- [Records supplied]:
========
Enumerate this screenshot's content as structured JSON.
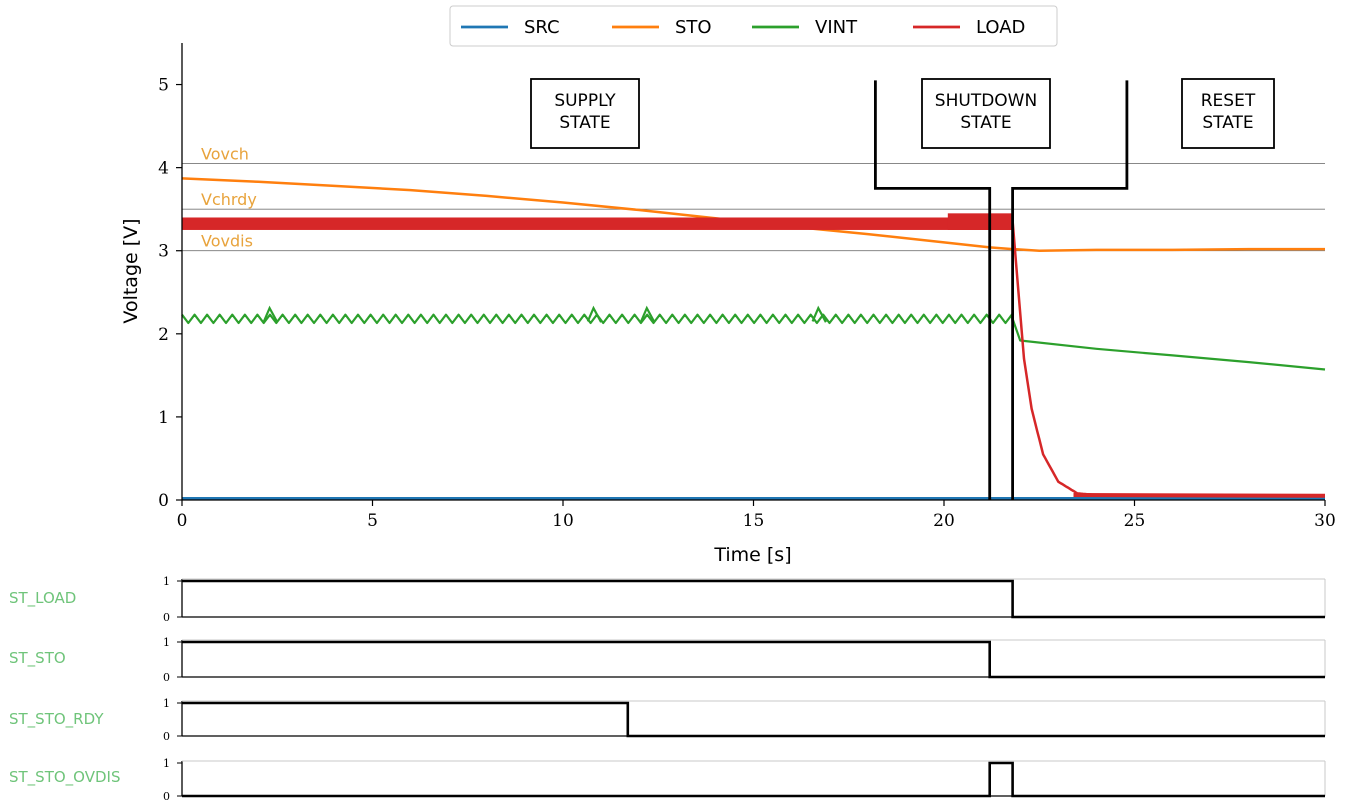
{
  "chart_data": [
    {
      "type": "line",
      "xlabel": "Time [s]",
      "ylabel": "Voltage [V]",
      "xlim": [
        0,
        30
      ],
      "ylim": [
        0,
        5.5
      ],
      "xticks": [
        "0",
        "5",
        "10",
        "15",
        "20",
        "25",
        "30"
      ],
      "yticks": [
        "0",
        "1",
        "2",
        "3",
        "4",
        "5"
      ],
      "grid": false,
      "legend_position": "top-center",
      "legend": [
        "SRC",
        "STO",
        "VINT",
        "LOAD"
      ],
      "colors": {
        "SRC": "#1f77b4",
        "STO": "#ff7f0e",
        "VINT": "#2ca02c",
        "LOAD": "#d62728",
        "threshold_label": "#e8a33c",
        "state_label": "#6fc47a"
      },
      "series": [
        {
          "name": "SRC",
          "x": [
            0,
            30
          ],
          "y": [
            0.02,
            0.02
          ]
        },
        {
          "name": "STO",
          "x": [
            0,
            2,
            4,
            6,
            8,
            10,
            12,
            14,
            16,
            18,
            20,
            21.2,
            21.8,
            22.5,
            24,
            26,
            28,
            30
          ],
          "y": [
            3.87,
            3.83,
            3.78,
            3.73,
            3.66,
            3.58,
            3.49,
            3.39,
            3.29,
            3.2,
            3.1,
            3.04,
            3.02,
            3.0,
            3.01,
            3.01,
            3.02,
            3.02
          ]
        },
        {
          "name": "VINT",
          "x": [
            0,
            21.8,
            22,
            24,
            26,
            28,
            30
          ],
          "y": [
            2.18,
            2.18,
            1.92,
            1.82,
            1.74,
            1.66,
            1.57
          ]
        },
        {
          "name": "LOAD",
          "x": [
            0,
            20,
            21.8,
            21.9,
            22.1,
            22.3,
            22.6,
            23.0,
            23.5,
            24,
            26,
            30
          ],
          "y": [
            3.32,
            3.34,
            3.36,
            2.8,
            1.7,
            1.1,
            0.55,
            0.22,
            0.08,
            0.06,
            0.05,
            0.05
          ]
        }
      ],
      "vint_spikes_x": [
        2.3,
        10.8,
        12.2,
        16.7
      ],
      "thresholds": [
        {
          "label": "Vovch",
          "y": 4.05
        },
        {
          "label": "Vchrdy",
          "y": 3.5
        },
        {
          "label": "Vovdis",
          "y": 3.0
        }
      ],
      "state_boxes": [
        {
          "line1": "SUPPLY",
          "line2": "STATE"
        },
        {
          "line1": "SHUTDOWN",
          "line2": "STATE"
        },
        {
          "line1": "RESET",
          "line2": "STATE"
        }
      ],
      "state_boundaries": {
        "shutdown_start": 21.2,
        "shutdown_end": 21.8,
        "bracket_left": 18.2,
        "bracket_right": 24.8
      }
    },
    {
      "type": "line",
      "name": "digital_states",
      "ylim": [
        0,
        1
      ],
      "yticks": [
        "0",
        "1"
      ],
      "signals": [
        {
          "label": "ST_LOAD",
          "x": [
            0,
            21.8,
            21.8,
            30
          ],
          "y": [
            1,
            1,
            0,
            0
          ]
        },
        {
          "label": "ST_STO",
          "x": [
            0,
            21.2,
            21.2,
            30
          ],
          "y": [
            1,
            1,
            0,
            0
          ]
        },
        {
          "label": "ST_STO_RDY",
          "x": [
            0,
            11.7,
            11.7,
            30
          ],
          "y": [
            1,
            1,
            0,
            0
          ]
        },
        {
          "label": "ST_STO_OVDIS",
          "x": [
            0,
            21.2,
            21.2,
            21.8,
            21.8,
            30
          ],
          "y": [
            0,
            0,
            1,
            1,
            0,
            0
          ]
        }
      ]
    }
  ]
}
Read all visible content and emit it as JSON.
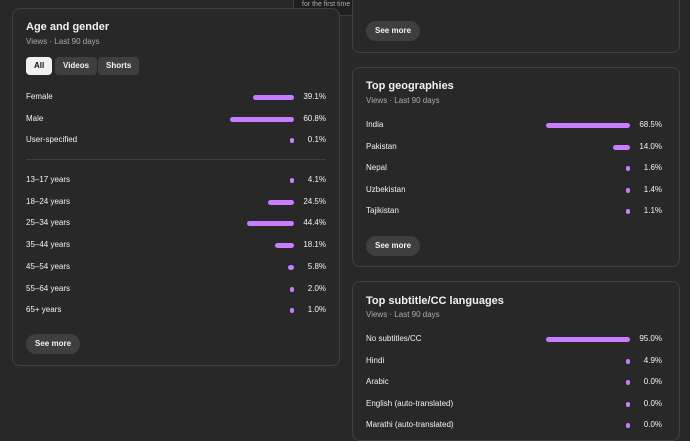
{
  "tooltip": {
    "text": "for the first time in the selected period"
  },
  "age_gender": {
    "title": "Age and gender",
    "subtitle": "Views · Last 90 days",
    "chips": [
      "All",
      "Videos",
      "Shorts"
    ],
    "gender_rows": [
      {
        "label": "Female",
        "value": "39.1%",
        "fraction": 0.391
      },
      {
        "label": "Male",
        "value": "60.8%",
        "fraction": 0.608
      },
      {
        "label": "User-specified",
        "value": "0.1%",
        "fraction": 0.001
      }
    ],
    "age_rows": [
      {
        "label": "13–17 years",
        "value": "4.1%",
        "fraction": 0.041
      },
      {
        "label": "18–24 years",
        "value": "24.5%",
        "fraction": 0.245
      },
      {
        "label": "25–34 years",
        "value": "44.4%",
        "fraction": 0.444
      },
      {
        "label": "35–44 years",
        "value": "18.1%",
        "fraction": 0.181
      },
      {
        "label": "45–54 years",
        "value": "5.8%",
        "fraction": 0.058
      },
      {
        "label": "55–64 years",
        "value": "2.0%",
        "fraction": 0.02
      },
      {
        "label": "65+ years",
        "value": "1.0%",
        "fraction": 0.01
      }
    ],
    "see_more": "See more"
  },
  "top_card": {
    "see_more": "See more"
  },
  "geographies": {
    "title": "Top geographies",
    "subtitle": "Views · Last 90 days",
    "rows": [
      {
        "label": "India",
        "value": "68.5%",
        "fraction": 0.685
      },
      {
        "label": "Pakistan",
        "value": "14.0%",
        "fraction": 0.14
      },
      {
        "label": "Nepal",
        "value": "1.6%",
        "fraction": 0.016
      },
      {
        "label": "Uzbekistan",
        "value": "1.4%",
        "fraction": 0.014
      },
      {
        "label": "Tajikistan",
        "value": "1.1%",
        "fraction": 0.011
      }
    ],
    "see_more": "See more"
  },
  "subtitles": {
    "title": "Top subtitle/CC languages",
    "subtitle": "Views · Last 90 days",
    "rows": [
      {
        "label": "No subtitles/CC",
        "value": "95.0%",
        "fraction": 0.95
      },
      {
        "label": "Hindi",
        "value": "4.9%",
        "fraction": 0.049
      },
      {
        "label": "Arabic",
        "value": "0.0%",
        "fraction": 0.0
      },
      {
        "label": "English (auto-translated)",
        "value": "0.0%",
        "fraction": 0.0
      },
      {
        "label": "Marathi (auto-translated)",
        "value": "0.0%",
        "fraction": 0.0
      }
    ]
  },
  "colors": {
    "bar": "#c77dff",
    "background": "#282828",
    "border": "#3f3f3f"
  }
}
========
- [Task statement]: Strip out the images, then output the records above word for word.

- [The answer]:
Enumerate this screenshot's content as structured JSON.
{
  "chart_data": [
    {
      "type": "line",
      "xlabel": "Time [s]",
      "ylabel": "Voltage [V]",
      "xlim": [
        0,
        30
      ],
      "ylim": [
        0,
        5.5
      ],
      "xticks": [
        "0",
        "5",
        "10",
        "15",
        "20",
        "25",
        "30"
      ],
      "yticks": [
        "0",
        "1",
        "2",
        "3",
        "4",
        "5"
      ],
      "grid": false,
      "legend_position": "top-center",
      "legend": [
        "SRC",
        "STO",
        "VINT",
        "LOAD"
      ],
      "colors": {
        "SRC": "#1f77b4",
        "STO": "#ff7f0e",
        "VINT": "#2ca02c",
        "LOAD": "#d62728",
        "threshold_label": "#e8a33c",
        "state_label": "#6fc47a"
      },
      "series": [
        {
          "name": "SRC",
          "x": [
            0,
            30
          ],
          "y": [
            0.02,
            0.02
          ]
        },
        {
          "name": "STO",
          "x": [
            0,
            2,
            4,
            6,
            8,
            10,
            12,
            14,
            16,
            18,
            20,
            21.2,
            21.8,
            22.5,
            24,
            26,
            28,
            30
          ],
          "y": [
            3.87,
            3.83,
            3.78,
            3.73,
            3.66,
            3.58,
            3.49,
            3.39,
            3.29,
            3.2,
            3.1,
            3.04,
            3.02,
            3.0,
            3.01,
            3.01,
            3.02,
            3.02
          ]
        },
        {
          "name": "VINT",
          "x": [
            0,
            21.8,
            22,
            24,
            26,
            28,
            30
          ],
          "y": [
            2.18,
            2.18,
            1.92,
            1.82,
            1.74,
            1.66,
            1.57
          ]
        },
        {
          "name": "LOAD",
          "x": [
            0,
            20,
            21.8,
            21.9,
            22.1,
            22.3,
            22.6,
            23.0,
            23.5,
            24,
            26,
            30
          ],
          "y": [
            3.32,
            3.34,
            3.36,
            2.8,
            1.7,
            1.1,
            0.55,
            0.22,
            0.08,
            0.06,
            0.05,
            0.05
          ]
        }
      ],
      "vint_spikes_x": [
        2.3,
        10.8,
        12.2,
        16.7
      ],
      "thresholds": [
        {
          "label": "Vovch",
          "y": 4.05
        },
        {
          "label": "Vchrdy",
          "y": 3.5
        },
        {
          "label": "Vovdis",
          "y": 3.0
        }
      ],
      "state_boxes": [
        {
          "line1": "SUPPLY",
          "line2": "STATE"
        },
        {
          "line1": "SHUTDOWN",
          "line2": "STATE"
        },
        {
          "line1": "RESET",
          "line2": "STATE"
        }
      ],
      "state_boundaries": {
        "shutdown_start": 21.2,
        "shutdown_end": 21.8,
        "bracket_left": 18.2,
        "bracket_right": 24.8
      }
    },
    {
      "type": "line",
      "name": "digital_states",
      "ylim": [
        0,
        1
      ],
      "yticks": [
        "0",
        "1"
      ],
      "signals": [
        {
          "label": "ST_LOAD",
          "x": [
            0,
            21.8,
            21.8,
            30
          ],
          "y": [
            1,
            1,
            0,
            0
          ]
        },
        {
          "label": "ST_STO",
          "x": [
            0,
            21.2,
            21.2,
            30
          ],
          "y": [
            1,
            1,
            0,
            0
          ]
        },
        {
          "label": "ST_STO_RDY",
          "x": [
            0,
            11.7,
            11.7,
            30
          ],
          "y": [
            1,
            1,
            0,
            0
          ]
        },
        {
          "label": "ST_STO_OVDIS",
          "x": [
            0,
            21.2,
            21.2,
            21.8,
            21.8,
            30
          ],
          "y": [
            0,
            0,
            1,
            1,
            0,
            0
          ]
        }
      ]
    }
  ]
}
Read all visible content and emit it as JSON.
{
  "tooltip": {
    "text": "for the first time in the selected period"
  },
  "age_gender": {
    "title": "Age and gender",
    "subtitle": "Views · Last 90 days",
    "chips": [
      "All",
      "Videos",
      "Shorts"
    ],
    "gender_rows": [
      {
        "label": "Female",
        "value": "39.1%",
        "fraction": 0.391
      },
      {
        "label": "Male",
        "value": "60.8%",
        "fraction": 0.608
      },
      {
        "label": "User-specified",
        "value": "0.1%",
        "fraction": 0.001
      }
    ],
    "age_rows": [
      {
        "label": "13–17 years",
        "value": "4.1%",
        "fraction": 0.041
      },
      {
        "label": "18–24 years",
        "value": "24.5%",
        "fraction": 0.245
      },
      {
        "label": "25–34 years",
        "value": "44.4%",
        "fraction": 0.444
      },
      {
        "label": "35–44 years",
        "value": "18.1%",
        "fraction": 0.181
      },
      {
        "label": "45–54 years",
        "value": "5.8%",
        "fraction": 0.058
      },
      {
        "label": "55–64 years",
        "value": "2.0%",
        "fraction": 0.02
      },
      {
        "label": "65+ years",
        "value": "1.0%",
        "fraction": 0.01
      }
    ],
    "see_more": "See more"
  },
  "top_card": {
    "see_more": "See more"
  },
  "geographies": {
    "title": "Top geographies",
    "subtitle": "Views · Last 90 days",
    "rows": [
      {
        "label": "India",
        "value": "68.5%",
        "fraction": 0.685
      },
      {
        "label": "Pakistan",
        "value": "14.0%",
        "fraction": 0.14
      },
      {
        "label": "Nepal",
        "value": "1.6%",
        "fraction": 0.016
      },
      {
        "label": "Uzbekistan",
        "value": "1.4%",
        "fraction": 0.014
      },
      {
        "label": "Tajikistan",
        "value": "1.1%",
        "fraction": 0.011
      }
    ],
    "see_more": "See more"
  },
  "subtitles": {
    "title": "Top subtitle/CC languages",
    "subtitle": "Views · Last 90 days",
    "rows": [
      {
        "label": "No subtitles/CC",
        "value": "95.0%",
        "fraction": 0.95
      },
      {
        "label": "Hindi",
        "value": "4.9%",
        "fraction": 0.049
      },
      {
        "label": "Arabic",
        "value": "0.0%",
        "fraction": 0.0
      },
      {
        "label": "English (auto-translated)",
        "value": "0.0%",
        "fraction": 0.0
      },
      {
        "label": "Marathi (auto-translated)",
        "value": "0.0%",
        "fraction": 0.0
      }
    ]
  },
  "colors": {
    "bar": "#c77dff",
    "background": "#282828",
    "border": "#3f3f3f"
  }
}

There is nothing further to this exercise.